__Job__: Extract every line of the entries below and reproduce each one verbatim, keeping the original order.

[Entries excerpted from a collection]

◆ ◆ ◆

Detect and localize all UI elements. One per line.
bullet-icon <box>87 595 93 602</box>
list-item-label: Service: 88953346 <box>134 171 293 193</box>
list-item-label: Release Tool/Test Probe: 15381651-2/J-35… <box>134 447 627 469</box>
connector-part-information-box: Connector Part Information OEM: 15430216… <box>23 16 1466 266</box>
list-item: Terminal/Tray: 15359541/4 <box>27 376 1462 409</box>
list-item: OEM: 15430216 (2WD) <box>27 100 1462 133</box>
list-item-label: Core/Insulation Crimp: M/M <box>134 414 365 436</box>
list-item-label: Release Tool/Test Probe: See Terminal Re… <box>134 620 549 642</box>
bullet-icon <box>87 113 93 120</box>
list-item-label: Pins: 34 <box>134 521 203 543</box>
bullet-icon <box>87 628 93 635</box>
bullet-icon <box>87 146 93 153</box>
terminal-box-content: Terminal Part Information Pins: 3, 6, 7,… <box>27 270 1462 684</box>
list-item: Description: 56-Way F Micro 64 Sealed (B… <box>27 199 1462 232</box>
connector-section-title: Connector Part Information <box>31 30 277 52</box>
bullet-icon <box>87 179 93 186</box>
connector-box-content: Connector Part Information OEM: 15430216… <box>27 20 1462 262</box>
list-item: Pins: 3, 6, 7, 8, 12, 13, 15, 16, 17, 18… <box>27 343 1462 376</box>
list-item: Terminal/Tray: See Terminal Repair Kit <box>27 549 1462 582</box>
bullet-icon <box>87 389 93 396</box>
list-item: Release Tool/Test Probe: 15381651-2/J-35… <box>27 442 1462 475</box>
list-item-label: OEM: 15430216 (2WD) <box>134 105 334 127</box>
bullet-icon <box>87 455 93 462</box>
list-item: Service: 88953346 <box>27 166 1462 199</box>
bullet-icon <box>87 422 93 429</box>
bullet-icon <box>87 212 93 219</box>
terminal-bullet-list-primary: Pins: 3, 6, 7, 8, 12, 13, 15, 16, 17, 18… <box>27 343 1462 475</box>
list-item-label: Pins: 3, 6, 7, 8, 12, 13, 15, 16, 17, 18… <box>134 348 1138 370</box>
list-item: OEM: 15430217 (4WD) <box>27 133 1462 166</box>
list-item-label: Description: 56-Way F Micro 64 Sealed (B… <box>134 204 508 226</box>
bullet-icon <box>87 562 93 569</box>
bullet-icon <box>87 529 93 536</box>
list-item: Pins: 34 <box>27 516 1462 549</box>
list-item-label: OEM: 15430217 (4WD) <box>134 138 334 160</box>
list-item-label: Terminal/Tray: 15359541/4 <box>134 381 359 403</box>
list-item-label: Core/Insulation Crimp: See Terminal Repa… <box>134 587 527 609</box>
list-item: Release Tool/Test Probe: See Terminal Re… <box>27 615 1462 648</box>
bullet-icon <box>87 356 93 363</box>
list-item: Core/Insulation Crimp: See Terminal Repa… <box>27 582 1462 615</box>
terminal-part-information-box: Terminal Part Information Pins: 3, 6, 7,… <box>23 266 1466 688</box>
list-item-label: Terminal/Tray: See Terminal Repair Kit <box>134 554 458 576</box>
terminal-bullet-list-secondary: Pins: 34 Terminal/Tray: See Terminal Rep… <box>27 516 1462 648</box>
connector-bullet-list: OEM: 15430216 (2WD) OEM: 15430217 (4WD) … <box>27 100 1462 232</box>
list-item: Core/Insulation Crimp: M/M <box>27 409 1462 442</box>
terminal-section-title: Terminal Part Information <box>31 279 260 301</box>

◆ ◆ ◆

__Response to the exercise__:
Detect and localize all UI elements. One per line.
bullet-icon <box>87 595 93 602</box>
list-item-label: Service: 88953346 <box>134 171 293 193</box>
list-item-label: Release Tool/Test Probe: 15381651-2/J-35… <box>134 447 627 469</box>
connector-part-information-box: Connector Part Information OEM: 15430216… <box>23 16 1466 266</box>
list-item: Terminal/Tray: 15359541/4 <box>27 376 1462 409</box>
list-item: OEM: 15430216 (2WD) <box>27 100 1462 133</box>
list-item-label: Core/Insulation Crimp: M/M <box>134 414 365 436</box>
list-item-label: Release Tool/Test Probe: See Terminal Re… <box>134 620 549 642</box>
bullet-icon <box>87 113 93 120</box>
list-item-label: Pins: 34 <box>134 521 203 543</box>
bullet-icon <box>87 628 93 635</box>
bullet-icon <box>87 146 93 153</box>
terminal-box-content: Terminal Part Information Pins: 3, 6, 7,… <box>27 270 1462 684</box>
list-item: Description: 56-Way F Micro 64 Sealed (B… <box>27 199 1462 232</box>
connector-section-title: Connector Part Information <box>31 30 277 52</box>
bullet-icon <box>87 179 93 186</box>
connector-box-content: Connector Part Information OEM: 15430216… <box>27 20 1462 262</box>
list-item: Pins: 3, 6, 7, 8, 12, 13, 15, 16, 17, 18… <box>27 343 1462 376</box>
list-item: Terminal/Tray: See Terminal Repair Kit <box>27 549 1462 582</box>
bullet-icon <box>87 389 93 396</box>
list-item: Release Tool/Test Probe: 15381651-2/J-35… <box>27 442 1462 475</box>
list-item-label: OEM: 15430216 (2WD) <box>134 105 334 127</box>
bullet-icon <box>87 455 93 462</box>
list-item: Service: 88953346 <box>27 166 1462 199</box>
bullet-icon <box>87 422 93 429</box>
bullet-icon <box>87 212 93 219</box>
terminal-bullet-list-primary: Pins: 3, 6, 7, 8, 12, 13, 15, 16, 17, 18… <box>27 343 1462 475</box>
list-item-label: Pins: 3, 6, 7, 8, 12, 13, 15, 16, 17, 18… <box>134 348 1138 370</box>
list-item: OEM: 15430217 (4WD) <box>27 133 1462 166</box>
list-item-label: Description: 56-Way F Micro 64 Sealed (B… <box>134 204 508 226</box>
bullet-icon <box>87 562 93 569</box>
bullet-icon <box>87 529 93 536</box>
list-item: Pins: 34 <box>27 516 1462 549</box>
list-item-label: OEM: 15430217 (4WD) <box>134 138 334 160</box>
list-item-label: Terminal/Tray: 15359541/4 <box>134 381 359 403</box>
list-item-label: Core/Insulation Crimp: See Terminal Repa… <box>134 587 527 609</box>
list-item: Release Tool/Test Probe: See Terminal Re… <box>27 615 1462 648</box>
bullet-icon <box>87 356 93 363</box>
list-item: Core/Insulation Crimp: See Terminal Repa… <box>27 582 1462 615</box>
terminal-part-information-box: Terminal Part Information Pins: 3, 6, 7,… <box>23 266 1466 688</box>
list-item-label: Terminal/Tray: See Terminal Repair Kit <box>134 554 458 576</box>
terminal-bullet-list-secondary: Pins: 34 Terminal/Tray: See Terminal Rep… <box>27 516 1462 648</box>
connector-bullet-list: OEM: 15430216 (2WD) OEM: 15430217 (4WD) … <box>27 100 1462 232</box>
list-item: Core/Insulation Crimp: M/M <box>27 409 1462 442</box>
terminal-section-title: Terminal Part Information <box>31 279 260 301</box>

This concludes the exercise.